TRY IT =>
Would you return each entry exactly as written, omitting any pictures?

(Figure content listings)
○ ○ ○ ○ ○ ○ ○
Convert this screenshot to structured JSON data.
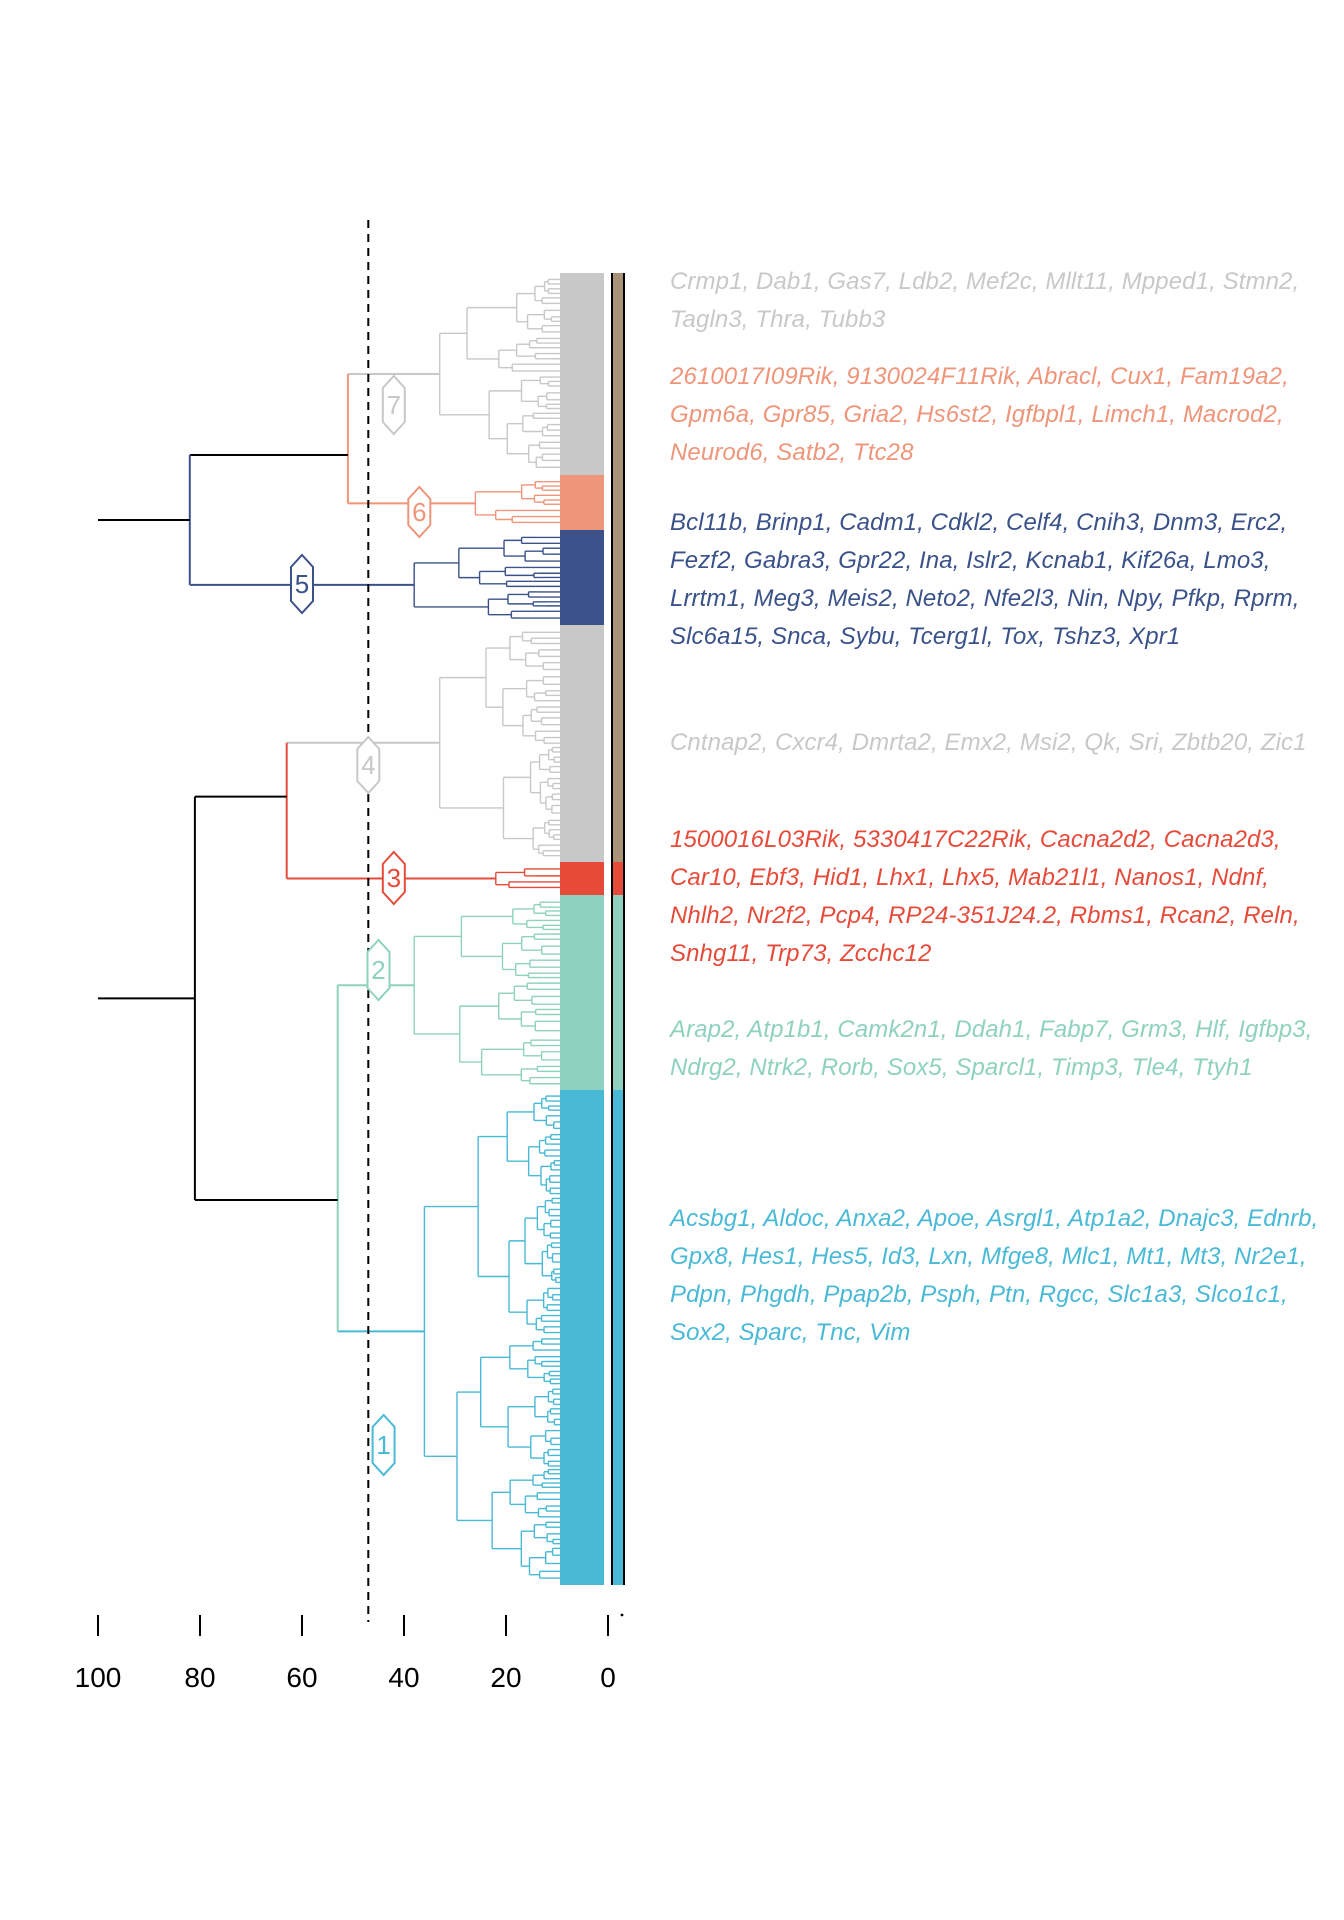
{
  "axis": {
    "ticks": [
      100,
      80,
      60,
      40,
      20,
      0
    ],
    "range": [
      100,
      0
    ],
    "cut_height": 47
  },
  "colors": {
    "black": "#000000",
    "gray": "#c8c8c8",
    "tan": "#a89278",
    "salmon": "#ef957a",
    "navy": "#3a5289",
    "red": "#e64b3a",
    "mint": "#8fd1bf",
    "teal": "#49b9d6"
  },
  "chart_data": {
    "type": "dendrogram",
    "x_axis_ticks": [
      100,
      80,
      60,
      40,
      20,
      0
    ],
    "cut_height": 47,
    "clusters": [
      {
        "id": "7",
        "label": "7",
        "color": "#c8c8c8",
        "height_at_label": 42,
        "genes": "Crmp1, Dab1, Gas7, Ldb2, Mef2c, Mllt11, Mpped1, Stmn2, Tagln3, Thra, Tubb3"
      },
      {
        "id": "6",
        "label": "6",
        "color": "#ef957a",
        "height_at_label": 37,
        "genes": "2610017I09Rik, 9130024F11Rik, Abracl, Cux1, Fam19a2, Gpm6a, Gpr85, Gria2, Hs6st2, Igfbpl1, Limch1, Macrod2, Neurod6, Satb2, Ttc28"
      },
      {
        "id": "5",
        "label": "5",
        "color": "#3a5289",
        "height_at_label": 60,
        "genes": "Bcl11b, Brinp1, Cadm1, Cdkl2, Celf4, Cnih3, Dnm3, Erc2, Fezf2, Gabra3, Gpr22, Ina, Islr2, Kcnab1, Kif26a, Lmo3, Lrrtm1, Meg3, Meis2, Neto2, Nfe2l3, Nin, Npy, Pfkp, Rprm, Slc6a15, Snca, Sybu, Tcerg1l, Tox, Tshz3, Xpr1"
      },
      {
        "id": "4",
        "label": "4",
        "color": "#c8c8c8",
        "height_at_label": 47,
        "genes": "Cntnap2, Cxcr4, Dmrta2, Emx2, Msi2, Qk, Sri, Zbtb20, Zic1"
      },
      {
        "id": "3",
        "label": "3",
        "color": "#e64b3a",
        "height_at_label": 42,
        "genes": "1500016L03Rik, 5330417C22Rik, Cacna2d2, Cacna2d3, Car10, Ebf3, Hid1, Lhx1, Lhx5, Mab21l1, Nanos1, Ndnf, Nhlh2, Nr2f2, Pcp4, RP24-351J24.2, Rbms1, Rcan2, Reln, Snhg11, Trp73, Zcchc12"
      },
      {
        "id": "2",
        "label": "2",
        "color": "#8fd1bf",
        "height_at_label": 45,
        "genes": "Arap2, Atp1b1, Camk2n1, Ddah1, Fabp7, Grm3, Hlf, Igfbp3, Ndrg2, Ntrk2, Rorb, Sox5, Sparcl1, Timp3, Tle4, Ttyh1"
      },
      {
        "id": "1",
        "label": "1",
        "color": "#49b9d6",
        "height_at_label": 44,
        "genes": "Acsbg1, Aldoc, Anxa2, Apoe, Asrgl1, Atp1a2, Dnajc3, Ednrb, Gpx8, Hes1, Hes5, Id3, Lxn, Mfge8, Mlc1, Mt1, Mt3, Nr2e1, Pdpn, Phgdh, Ppap2b, Psph, Ptn, Rgcc, Slc1a3, Slco1c1, Sox2, Sparc, Tnc, Vim"
      }
    ],
    "merges": [
      {
        "clusters": [
          "7",
          "6"
        ],
        "height": 51
      },
      {
        "clusters": [
          "7+6",
          "5"
        ],
        "height": 82
      },
      {
        "clusters": [
          "2",
          "1"
        ],
        "height": 53
      },
      {
        "clusters": [
          "4",
          "3"
        ],
        "height": 63
      },
      {
        "clusters": [
          "4+3",
          "2+1"
        ],
        "height": 81
      },
      {
        "clusters": [
          "top",
          "bottom"
        ],
        "height": 100
      }
    ]
  }
}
○ ○ ○ ○ ○ ○ ○
OUTPUT =>
Convert this screenshot to structured JSON data.
{
  "axis": {
    "ticks": [
      100,
      80,
      60,
      40,
      20,
      0
    ],
    "range": [
      100,
      0
    ],
    "cut_height": 47
  },
  "colors": {
    "black": "#000000",
    "gray": "#c8c8c8",
    "tan": "#a89278",
    "salmon": "#ef957a",
    "navy": "#3a5289",
    "red": "#e64b3a",
    "mint": "#8fd1bf",
    "teal": "#49b9d6"
  },
  "chart_data": {
    "type": "dendrogram",
    "x_axis_ticks": [
      100,
      80,
      60,
      40,
      20,
      0
    ],
    "cut_height": 47,
    "clusters": [
      {
        "id": "7",
        "label": "7",
        "color": "#c8c8c8",
        "height_at_label": 42,
        "genes": "Crmp1, Dab1, Gas7, Ldb2, Mef2c, Mllt11, Mpped1, Stmn2, Tagln3, Thra, Tubb3"
      },
      {
        "id": "6",
        "label": "6",
        "color": "#ef957a",
        "height_at_label": 37,
        "genes": "2610017I09Rik, 9130024F11Rik, Abracl, Cux1, Fam19a2, Gpm6a, Gpr85, Gria2, Hs6st2, Igfbpl1, Limch1, Macrod2, Neurod6, Satb2, Ttc28"
      },
      {
        "id": "5",
        "label": "5",
        "color": "#3a5289",
        "height_at_label": 60,
        "genes": "Bcl11b, Brinp1, Cadm1, Cdkl2, Celf4, Cnih3, Dnm3, Erc2, Fezf2, Gabra3, Gpr22, Ina, Islr2, Kcnab1, Kif26a, Lmo3, Lrrtm1, Meg3, Meis2, Neto2, Nfe2l3, Nin, Npy, Pfkp, Rprm, Slc6a15, Snca, Sybu, Tcerg1l, Tox, Tshz3, Xpr1"
      },
      {
        "id": "4",
        "label": "4",
        "color": "#c8c8c8",
        "height_at_label": 47,
        "genes": "Cntnap2, Cxcr4, Dmrta2, Emx2, Msi2, Qk, Sri, Zbtb20, Zic1"
      },
      {
        "id": "3",
        "label": "3",
        "color": "#e64b3a",
        "height_at_label": 42,
        "genes": "1500016L03Rik, 5330417C22Rik, Cacna2d2, Cacna2d3, Car10, Ebf3, Hid1, Lhx1, Lhx5, Mab21l1, Nanos1, Ndnf, Nhlh2, Nr2f2, Pcp4, RP24-351J24.2, Rbms1, Rcan2, Reln, Snhg11, Trp73, Zcchc12"
      },
      {
        "id": "2",
        "label": "2",
        "color": "#8fd1bf",
        "height_at_label": 45,
        "genes": "Arap2, Atp1b1, Camk2n1, Ddah1, Fabp7, Grm3, Hlf, Igfbp3, Ndrg2, Ntrk2, Rorb, Sox5, Sparcl1, Timp3, Tle4, Ttyh1"
      },
      {
        "id": "1",
        "label": "1",
        "color": "#49b9d6",
        "height_at_label": 44,
        "genes": "Acsbg1, Aldoc, Anxa2, Apoe, Asrgl1, Atp1a2, Dnajc3, Ednrb, Gpx8, Hes1, Hes5, Id3, Lxn, Mfge8, Mlc1, Mt1, Mt3, Nr2e1, Pdpn, Phgdh, Ppap2b, Psph, Ptn, Rgcc, Slc1a3, Slco1c1, Sox2, Sparc, Tnc, Vim"
      }
    ],
    "merges": [
      {
        "clusters": [
          "7",
          "6"
        ],
        "height": 51
      },
      {
        "clusters": [
          "7+6",
          "5"
        ],
        "height": 82
      },
      {
        "clusters": [
          "2",
          "1"
        ],
        "height": 53
      },
      {
        "clusters": [
          "4",
          "3"
        ],
        "height": 63
      },
      {
        "clusters": [
          "4+3",
          "2+1"
        ],
        "height": 81
      },
      {
        "clusters": [
          "top",
          "bottom"
        ],
        "height": 100
      }
    ]
  }
}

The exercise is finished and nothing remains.